• Stated exercise: Copy out every line in the entries below that includes "causes".

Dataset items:
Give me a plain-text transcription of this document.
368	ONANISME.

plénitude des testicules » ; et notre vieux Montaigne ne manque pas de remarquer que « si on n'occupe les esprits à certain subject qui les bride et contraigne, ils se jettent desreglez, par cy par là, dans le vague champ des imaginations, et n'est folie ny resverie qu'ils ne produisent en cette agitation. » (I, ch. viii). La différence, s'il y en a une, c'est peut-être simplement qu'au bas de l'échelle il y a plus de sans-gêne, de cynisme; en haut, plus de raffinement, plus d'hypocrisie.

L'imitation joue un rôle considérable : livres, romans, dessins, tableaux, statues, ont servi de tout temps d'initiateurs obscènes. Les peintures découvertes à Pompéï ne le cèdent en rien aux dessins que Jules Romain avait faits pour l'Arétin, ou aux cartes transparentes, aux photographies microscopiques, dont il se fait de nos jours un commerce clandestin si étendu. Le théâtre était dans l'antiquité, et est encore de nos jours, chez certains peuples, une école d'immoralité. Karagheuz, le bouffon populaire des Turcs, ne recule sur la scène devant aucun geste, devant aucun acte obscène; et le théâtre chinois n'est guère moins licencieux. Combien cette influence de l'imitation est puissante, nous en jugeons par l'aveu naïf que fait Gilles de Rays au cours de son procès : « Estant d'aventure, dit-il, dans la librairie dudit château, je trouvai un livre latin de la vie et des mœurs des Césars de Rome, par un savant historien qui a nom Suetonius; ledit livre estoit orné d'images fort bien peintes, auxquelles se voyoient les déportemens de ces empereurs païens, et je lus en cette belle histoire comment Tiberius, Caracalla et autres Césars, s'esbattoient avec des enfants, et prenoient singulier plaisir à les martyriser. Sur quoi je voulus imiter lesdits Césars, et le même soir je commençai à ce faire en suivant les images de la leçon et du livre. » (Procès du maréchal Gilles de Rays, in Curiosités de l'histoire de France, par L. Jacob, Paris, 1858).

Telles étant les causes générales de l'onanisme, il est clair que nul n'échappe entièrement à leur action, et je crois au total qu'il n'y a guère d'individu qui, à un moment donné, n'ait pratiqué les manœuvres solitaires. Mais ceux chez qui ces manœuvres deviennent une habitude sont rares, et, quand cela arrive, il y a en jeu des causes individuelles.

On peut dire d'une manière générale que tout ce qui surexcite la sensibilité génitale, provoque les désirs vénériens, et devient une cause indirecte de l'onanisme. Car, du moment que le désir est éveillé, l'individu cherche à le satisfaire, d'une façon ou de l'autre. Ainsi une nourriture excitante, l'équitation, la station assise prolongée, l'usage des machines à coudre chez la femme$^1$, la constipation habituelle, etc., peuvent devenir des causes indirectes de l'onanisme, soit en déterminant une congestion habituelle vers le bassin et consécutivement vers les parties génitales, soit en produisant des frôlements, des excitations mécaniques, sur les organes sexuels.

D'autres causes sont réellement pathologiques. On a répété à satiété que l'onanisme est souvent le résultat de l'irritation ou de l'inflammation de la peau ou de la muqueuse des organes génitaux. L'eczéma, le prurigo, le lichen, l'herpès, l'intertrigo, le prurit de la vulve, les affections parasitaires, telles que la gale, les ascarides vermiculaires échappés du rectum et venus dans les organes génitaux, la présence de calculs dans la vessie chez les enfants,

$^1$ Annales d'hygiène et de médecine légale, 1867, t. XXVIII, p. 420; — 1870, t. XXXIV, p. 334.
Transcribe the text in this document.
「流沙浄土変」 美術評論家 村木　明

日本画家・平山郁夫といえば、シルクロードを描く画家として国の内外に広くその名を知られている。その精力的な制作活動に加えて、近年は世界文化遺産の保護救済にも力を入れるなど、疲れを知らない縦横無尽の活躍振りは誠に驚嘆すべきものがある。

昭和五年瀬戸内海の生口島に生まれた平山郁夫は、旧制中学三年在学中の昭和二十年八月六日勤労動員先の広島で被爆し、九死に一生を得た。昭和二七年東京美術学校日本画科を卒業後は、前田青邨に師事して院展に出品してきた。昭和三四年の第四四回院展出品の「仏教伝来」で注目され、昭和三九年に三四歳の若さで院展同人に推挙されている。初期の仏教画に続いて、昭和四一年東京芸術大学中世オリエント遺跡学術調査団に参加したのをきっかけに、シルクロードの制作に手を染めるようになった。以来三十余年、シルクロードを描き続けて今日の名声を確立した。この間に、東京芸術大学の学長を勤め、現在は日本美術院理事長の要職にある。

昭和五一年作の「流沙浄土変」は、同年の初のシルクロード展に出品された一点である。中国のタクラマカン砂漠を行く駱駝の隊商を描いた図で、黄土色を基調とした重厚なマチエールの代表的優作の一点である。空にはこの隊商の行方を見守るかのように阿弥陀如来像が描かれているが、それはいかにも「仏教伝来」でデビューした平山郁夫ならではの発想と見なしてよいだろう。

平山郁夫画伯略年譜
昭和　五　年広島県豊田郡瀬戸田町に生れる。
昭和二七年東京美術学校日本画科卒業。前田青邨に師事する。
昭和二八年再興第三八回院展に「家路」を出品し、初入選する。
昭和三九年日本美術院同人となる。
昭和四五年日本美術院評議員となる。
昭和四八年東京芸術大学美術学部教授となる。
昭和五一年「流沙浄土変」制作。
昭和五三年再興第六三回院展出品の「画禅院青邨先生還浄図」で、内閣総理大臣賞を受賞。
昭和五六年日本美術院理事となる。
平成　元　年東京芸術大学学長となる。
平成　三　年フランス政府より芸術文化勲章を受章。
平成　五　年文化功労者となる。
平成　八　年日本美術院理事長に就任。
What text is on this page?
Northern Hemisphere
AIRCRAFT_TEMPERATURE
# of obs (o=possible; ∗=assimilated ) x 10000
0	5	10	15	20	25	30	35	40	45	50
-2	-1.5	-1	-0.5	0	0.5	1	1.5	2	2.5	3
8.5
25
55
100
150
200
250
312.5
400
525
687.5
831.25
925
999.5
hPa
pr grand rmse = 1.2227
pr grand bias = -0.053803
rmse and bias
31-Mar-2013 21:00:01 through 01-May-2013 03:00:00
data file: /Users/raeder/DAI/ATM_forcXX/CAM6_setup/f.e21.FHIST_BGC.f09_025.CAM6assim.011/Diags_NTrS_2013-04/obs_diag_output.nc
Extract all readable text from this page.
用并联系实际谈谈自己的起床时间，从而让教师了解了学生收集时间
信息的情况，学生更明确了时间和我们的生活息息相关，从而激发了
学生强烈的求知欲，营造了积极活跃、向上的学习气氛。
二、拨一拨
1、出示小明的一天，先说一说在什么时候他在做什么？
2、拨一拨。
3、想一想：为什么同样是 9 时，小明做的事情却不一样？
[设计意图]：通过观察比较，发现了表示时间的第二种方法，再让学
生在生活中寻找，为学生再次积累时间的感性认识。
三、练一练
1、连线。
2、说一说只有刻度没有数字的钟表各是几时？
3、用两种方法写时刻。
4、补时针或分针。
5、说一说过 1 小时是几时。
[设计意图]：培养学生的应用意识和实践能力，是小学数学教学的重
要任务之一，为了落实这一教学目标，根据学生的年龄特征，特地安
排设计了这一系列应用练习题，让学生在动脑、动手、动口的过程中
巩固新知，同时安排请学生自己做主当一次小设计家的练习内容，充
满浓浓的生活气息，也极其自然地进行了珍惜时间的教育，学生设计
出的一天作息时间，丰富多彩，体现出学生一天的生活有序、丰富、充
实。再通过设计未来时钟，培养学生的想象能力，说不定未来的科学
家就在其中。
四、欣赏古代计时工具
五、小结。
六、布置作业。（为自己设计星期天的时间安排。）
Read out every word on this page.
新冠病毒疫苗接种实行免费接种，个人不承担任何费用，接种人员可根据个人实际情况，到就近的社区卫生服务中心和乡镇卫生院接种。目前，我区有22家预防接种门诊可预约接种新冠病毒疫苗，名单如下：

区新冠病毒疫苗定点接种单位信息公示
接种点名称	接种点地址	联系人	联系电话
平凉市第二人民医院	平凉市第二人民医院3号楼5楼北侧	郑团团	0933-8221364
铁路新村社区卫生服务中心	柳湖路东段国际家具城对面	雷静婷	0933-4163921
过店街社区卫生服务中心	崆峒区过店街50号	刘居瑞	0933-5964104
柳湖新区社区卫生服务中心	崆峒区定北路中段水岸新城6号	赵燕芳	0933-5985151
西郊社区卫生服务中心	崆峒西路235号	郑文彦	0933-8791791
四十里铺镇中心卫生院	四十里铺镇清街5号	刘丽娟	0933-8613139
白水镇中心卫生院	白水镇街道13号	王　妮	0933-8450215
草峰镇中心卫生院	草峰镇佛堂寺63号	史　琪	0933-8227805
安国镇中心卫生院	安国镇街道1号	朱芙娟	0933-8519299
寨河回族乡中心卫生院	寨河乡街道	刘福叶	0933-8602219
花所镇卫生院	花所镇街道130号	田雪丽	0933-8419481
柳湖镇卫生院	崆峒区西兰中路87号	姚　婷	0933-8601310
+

• Exercise solution:
Telles étant les causes générales de l'onanisme, il est clair que nul n'échappe entièrement à leur action, et je crois au total qu'il n'y a guère d'individu qui, à un moment donné, n'ait pratiqué les manœuvres solitaires. Mais ceux chez qui ces manœuvres deviennent une habitude sont rares, et, quand cela arrive, il y a en jeu des causes individuelles.
On peut dire d'une manière générale que tout ce qui surexcite la sensibilité génitale, provoque les désirs vénériens, et devient une cause indirecte de l'onanisme. Car, du moment que le désir est éveillé, l'individu cherche à le satisfaire, d'une façon ou de l'autre. Ainsi une nourriture excitante, l'équitation, la station assise prolongée, l'usage des machines à coudre chez la femme$^1$, la constipation habituelle, etc., peuvent devenir des causes indirectes de l'onanisme, soit en déterminant une congestion habituelle vers le bassin et consécutivement vers les parties génitales, soit en produisant des frôlements, des excitations mécaniques, sur les organes sexuels.
D'autres causes sont réellement pathologiques. On a répété à satiété que l'onanisme est souvent le résultat de l'irritation ou de l'inflammation de la peau ou de la muqueuse des organes génitaux. L'eczéma, le prurigo, le lichen, l'herpès, l'intertrigo, le prurit de la vulve, les affections parasitaires, telles que la gale, les ascarides vermiculaires échappés du rectum et venus dans les organes génitaux, la présence de calculs dans la vessie chez les enfants,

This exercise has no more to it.